▸ **Given instruction**: In the entries from the line that contains "I need the location" through the line that contains "42, 874, 335]", replace "y-tick-label" with "y-axis-tick" and leave everything else as it is. Omit the pictures from your answer.

▸ **Provided records**:
***
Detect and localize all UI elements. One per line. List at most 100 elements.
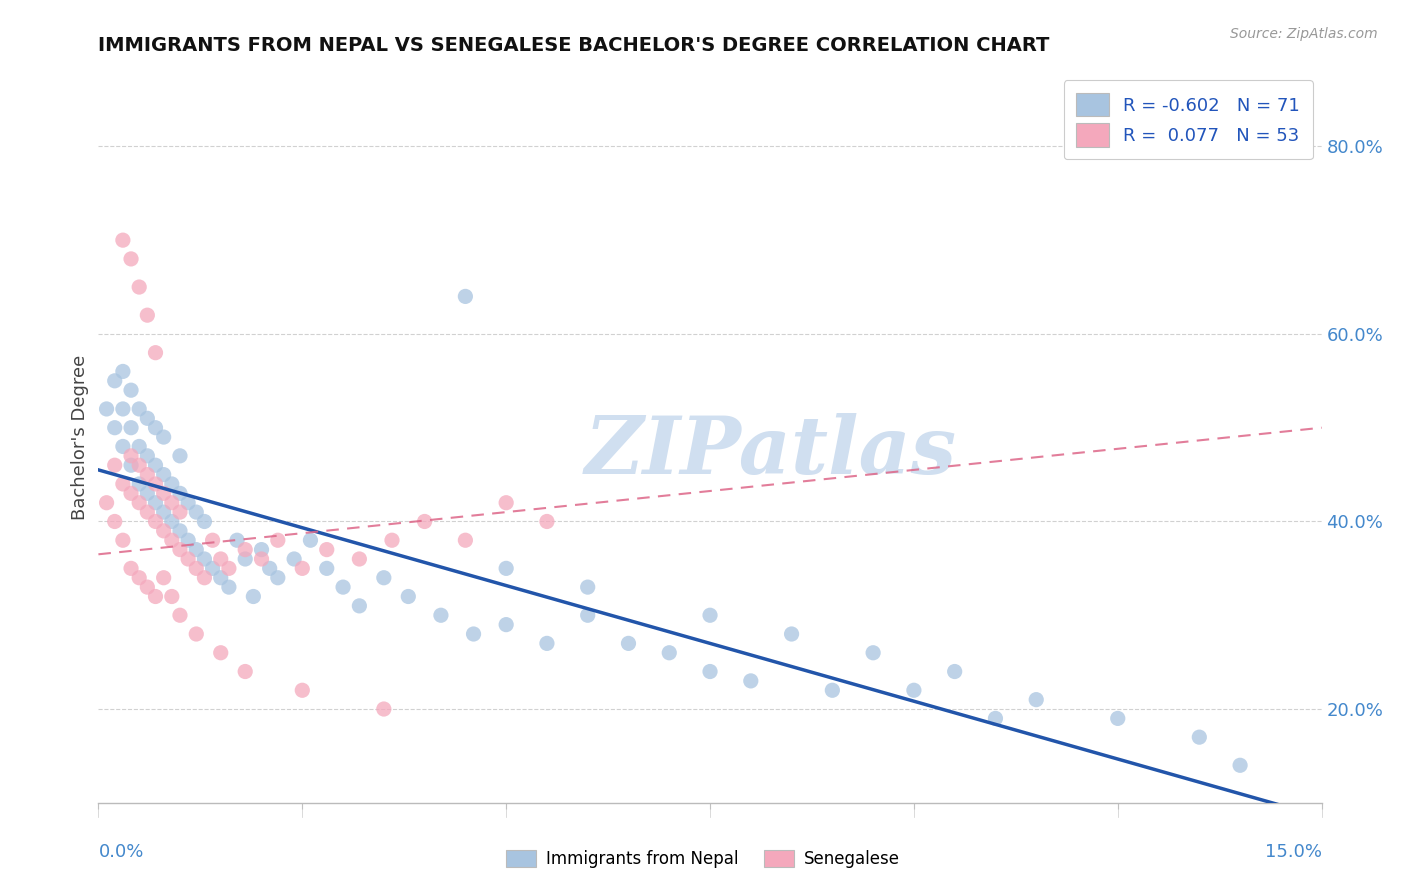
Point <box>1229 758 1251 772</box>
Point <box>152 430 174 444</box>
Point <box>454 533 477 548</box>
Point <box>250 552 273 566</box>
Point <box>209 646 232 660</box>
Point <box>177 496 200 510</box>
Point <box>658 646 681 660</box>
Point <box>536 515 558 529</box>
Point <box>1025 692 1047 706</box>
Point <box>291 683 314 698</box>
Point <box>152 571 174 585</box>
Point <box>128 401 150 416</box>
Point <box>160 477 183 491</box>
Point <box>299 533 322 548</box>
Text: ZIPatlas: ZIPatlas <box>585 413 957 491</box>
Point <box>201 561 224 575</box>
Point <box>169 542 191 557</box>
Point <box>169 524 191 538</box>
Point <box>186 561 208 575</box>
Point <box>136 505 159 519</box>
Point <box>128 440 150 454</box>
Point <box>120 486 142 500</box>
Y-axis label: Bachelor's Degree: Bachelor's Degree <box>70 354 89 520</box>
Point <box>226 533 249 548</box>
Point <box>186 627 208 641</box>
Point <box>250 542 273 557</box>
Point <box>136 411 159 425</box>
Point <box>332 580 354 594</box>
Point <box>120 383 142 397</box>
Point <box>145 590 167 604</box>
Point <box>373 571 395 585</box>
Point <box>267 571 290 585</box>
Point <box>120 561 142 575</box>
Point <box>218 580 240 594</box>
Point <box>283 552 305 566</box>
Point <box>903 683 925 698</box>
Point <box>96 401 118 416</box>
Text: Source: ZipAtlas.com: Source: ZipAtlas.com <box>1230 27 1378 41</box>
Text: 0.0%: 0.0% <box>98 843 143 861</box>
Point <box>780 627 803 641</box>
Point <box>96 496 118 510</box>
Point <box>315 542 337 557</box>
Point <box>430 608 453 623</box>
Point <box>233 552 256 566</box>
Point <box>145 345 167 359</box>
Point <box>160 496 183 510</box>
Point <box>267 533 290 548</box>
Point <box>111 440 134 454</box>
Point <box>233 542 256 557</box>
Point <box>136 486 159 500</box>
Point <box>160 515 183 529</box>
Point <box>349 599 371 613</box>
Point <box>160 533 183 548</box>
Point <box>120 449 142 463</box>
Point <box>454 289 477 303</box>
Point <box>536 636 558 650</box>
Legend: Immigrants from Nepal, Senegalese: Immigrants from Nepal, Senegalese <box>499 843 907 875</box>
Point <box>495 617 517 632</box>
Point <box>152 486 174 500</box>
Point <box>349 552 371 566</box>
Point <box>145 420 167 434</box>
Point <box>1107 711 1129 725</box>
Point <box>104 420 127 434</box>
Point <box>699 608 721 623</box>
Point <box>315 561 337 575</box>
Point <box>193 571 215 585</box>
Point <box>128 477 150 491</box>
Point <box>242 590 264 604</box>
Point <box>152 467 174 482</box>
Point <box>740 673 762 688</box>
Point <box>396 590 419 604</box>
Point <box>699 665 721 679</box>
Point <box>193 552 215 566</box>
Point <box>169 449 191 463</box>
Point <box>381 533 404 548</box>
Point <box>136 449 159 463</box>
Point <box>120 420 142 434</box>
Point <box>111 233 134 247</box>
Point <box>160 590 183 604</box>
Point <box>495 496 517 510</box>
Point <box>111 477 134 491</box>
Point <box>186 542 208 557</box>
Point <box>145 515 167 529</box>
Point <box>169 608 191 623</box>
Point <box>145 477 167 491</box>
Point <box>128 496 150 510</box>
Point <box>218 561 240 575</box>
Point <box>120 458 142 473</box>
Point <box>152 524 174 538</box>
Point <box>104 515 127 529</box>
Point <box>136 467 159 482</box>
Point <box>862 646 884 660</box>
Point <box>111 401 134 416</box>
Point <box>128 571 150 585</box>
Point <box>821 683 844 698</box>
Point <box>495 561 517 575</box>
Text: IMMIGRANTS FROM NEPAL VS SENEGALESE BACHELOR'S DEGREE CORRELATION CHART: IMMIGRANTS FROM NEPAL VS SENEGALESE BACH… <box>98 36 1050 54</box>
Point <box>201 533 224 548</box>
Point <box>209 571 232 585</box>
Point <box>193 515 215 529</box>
***
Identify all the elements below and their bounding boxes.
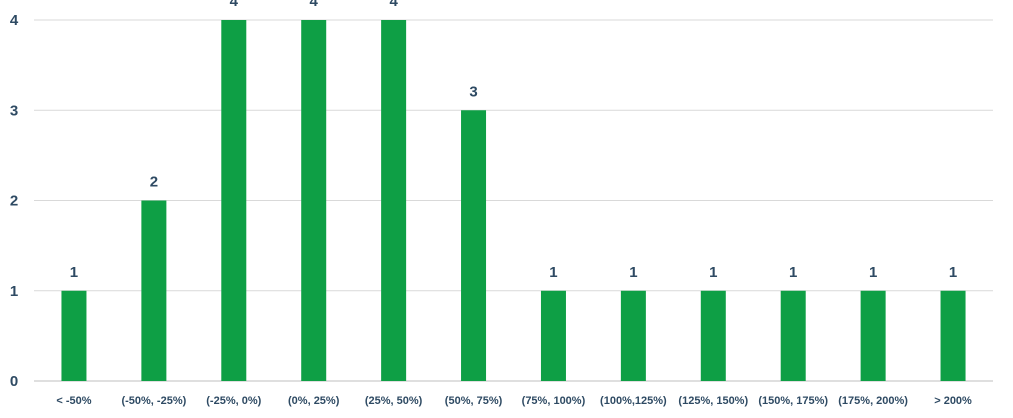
***
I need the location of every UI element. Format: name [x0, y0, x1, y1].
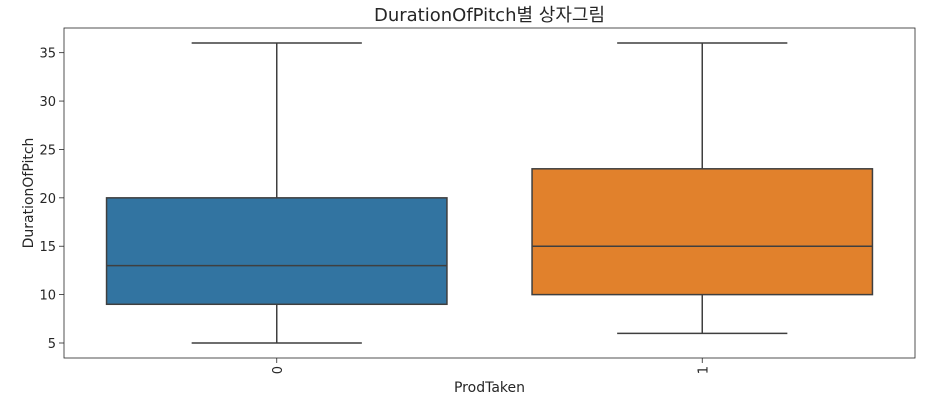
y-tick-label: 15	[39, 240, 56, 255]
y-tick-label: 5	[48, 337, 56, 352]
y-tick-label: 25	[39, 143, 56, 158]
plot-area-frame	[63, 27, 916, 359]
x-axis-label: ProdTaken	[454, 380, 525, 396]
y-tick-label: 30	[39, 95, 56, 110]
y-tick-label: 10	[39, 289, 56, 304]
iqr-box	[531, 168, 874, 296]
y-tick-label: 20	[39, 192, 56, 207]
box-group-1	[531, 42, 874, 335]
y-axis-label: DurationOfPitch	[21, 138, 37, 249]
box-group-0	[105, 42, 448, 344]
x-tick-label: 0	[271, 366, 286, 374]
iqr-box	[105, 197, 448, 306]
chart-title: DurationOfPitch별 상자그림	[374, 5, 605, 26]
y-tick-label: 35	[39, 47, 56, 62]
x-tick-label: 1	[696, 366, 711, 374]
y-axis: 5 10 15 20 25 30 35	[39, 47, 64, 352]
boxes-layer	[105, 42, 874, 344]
***
▸ **Complete answer**:
I need the location of every UI element. Format: name [x0, y0, x1, y1].
y-axis-tick: 15	[39, 240, 56, 255]
y-axis-tick: 5	[48, 337, 56, 352]
y-axis-tick: 25	[39, 143, 56, 158]
plot-area-frame	[63, 27, 916, 359]
x-axis-label: ProdTaken	[454, 380, 525, 396]
y-axis-tick: 30	[39, 95, 56, 110]
y-axis-tick: 10	[39, 289, 56, 304]
iqr-box	[531, 168, 874, 296]
y-axis-tick: 20	[39, 192, 56, 207]
box-group-1	[531, 42, 874, 335]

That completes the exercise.